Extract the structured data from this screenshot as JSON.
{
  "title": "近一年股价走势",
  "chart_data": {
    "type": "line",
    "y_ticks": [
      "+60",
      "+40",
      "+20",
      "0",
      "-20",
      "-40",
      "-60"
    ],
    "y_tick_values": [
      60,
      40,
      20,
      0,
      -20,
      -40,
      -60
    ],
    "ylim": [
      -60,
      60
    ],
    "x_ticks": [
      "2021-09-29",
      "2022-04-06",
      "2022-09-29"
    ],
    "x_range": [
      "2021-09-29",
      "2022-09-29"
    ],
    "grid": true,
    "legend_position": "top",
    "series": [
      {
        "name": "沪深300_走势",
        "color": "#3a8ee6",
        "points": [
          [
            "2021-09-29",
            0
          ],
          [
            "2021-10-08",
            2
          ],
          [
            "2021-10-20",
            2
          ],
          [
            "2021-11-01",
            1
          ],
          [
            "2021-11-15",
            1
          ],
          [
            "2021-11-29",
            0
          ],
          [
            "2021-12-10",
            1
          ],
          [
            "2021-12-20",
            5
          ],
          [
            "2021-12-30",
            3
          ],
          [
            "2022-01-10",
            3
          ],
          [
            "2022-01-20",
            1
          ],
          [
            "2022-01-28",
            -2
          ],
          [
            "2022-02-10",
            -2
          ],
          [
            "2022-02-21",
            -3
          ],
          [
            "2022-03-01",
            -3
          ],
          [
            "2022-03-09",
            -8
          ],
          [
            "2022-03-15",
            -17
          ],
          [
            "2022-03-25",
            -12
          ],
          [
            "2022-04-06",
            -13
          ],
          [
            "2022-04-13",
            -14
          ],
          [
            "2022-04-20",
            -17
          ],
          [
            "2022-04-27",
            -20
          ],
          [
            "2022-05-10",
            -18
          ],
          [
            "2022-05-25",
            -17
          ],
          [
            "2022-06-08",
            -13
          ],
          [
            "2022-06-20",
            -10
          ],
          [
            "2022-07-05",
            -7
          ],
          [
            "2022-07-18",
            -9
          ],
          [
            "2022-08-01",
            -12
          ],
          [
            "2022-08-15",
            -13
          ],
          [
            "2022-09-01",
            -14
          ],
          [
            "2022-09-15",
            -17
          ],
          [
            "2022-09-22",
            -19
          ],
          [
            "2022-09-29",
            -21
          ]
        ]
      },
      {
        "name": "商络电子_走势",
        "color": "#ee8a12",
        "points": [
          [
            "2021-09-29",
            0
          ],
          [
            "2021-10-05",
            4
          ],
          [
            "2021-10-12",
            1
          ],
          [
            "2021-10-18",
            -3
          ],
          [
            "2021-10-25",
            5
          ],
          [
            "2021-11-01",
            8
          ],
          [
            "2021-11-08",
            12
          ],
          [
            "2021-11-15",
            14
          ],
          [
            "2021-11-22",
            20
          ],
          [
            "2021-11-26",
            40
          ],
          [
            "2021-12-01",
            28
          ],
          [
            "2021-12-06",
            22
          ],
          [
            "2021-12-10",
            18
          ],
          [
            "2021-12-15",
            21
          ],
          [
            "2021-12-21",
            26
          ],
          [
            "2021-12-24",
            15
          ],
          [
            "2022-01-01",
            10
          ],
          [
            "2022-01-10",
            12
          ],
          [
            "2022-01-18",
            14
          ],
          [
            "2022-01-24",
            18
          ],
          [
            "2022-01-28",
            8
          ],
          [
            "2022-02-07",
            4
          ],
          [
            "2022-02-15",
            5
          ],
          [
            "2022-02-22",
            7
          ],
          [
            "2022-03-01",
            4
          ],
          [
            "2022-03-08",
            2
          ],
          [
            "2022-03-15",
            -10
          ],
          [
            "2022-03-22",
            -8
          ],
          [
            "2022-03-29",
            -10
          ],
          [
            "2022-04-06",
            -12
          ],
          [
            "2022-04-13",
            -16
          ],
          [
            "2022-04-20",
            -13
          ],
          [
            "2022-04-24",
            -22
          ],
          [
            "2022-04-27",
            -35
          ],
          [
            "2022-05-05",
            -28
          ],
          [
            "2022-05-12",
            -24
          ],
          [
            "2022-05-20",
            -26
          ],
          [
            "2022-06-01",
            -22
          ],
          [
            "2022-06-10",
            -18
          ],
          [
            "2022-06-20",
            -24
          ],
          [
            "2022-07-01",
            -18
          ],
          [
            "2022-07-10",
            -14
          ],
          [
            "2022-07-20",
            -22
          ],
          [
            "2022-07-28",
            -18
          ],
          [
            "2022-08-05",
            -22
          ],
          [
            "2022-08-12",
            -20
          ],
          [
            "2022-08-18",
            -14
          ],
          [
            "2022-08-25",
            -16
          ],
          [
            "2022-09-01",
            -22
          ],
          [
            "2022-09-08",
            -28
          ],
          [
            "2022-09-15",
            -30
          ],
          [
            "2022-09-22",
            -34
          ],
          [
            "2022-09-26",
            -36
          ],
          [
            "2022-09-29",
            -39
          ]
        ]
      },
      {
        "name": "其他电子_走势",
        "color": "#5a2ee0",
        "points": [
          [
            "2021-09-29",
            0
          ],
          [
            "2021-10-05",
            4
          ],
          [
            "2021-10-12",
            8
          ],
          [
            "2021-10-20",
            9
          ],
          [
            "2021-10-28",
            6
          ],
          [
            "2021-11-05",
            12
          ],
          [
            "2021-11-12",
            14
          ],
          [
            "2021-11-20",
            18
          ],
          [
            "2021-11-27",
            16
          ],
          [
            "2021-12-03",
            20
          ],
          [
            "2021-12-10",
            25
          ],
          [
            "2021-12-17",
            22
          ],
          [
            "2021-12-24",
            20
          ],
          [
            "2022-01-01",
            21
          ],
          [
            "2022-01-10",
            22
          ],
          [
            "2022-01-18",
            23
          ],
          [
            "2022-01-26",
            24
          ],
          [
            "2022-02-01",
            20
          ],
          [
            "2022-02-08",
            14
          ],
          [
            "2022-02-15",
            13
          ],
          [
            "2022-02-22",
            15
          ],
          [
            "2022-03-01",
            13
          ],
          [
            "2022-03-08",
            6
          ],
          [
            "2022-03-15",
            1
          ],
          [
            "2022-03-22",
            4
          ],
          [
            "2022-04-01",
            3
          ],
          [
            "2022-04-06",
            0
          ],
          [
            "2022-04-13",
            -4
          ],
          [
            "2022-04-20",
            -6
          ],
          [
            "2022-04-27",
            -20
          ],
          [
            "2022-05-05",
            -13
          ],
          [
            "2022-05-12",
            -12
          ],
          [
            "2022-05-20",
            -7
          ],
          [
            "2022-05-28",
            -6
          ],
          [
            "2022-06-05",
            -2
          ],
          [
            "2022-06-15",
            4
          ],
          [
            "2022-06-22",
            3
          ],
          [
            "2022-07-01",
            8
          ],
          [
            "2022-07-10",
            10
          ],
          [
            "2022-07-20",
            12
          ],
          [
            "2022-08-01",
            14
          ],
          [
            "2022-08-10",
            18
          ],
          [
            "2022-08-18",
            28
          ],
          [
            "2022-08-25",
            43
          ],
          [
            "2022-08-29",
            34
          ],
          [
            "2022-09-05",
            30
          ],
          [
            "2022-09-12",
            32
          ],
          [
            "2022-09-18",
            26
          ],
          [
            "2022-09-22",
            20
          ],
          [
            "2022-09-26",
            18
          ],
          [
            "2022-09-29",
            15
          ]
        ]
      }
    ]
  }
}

==*==

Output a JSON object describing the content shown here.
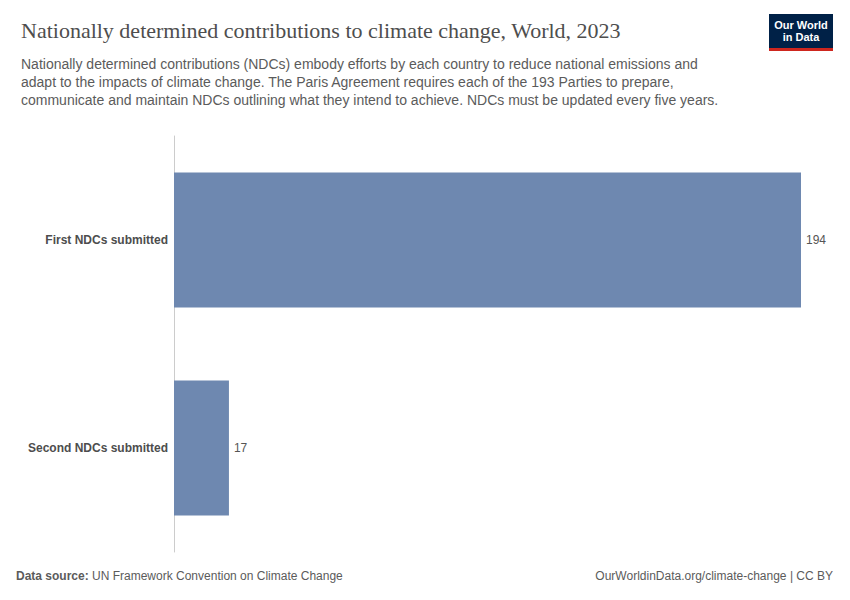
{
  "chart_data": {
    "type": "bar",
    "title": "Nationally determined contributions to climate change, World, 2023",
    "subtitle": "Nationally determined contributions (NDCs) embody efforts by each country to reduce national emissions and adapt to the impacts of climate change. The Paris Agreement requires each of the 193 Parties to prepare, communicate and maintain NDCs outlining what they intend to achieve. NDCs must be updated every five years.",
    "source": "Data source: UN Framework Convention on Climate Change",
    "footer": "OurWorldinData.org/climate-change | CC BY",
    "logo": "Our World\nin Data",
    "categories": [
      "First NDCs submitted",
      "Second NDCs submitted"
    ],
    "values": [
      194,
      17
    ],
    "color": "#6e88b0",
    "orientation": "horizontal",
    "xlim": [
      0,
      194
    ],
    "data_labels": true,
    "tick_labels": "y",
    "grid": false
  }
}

==*==

## TASK DIRECTIONS:
From the data above, gather every line that includes the word "name".

## RESPONSE TO THIS EXERCISE:
        "name": "沪深300_走势",
        "name": "商络电子_走势",
        "name": "其他电子_走势",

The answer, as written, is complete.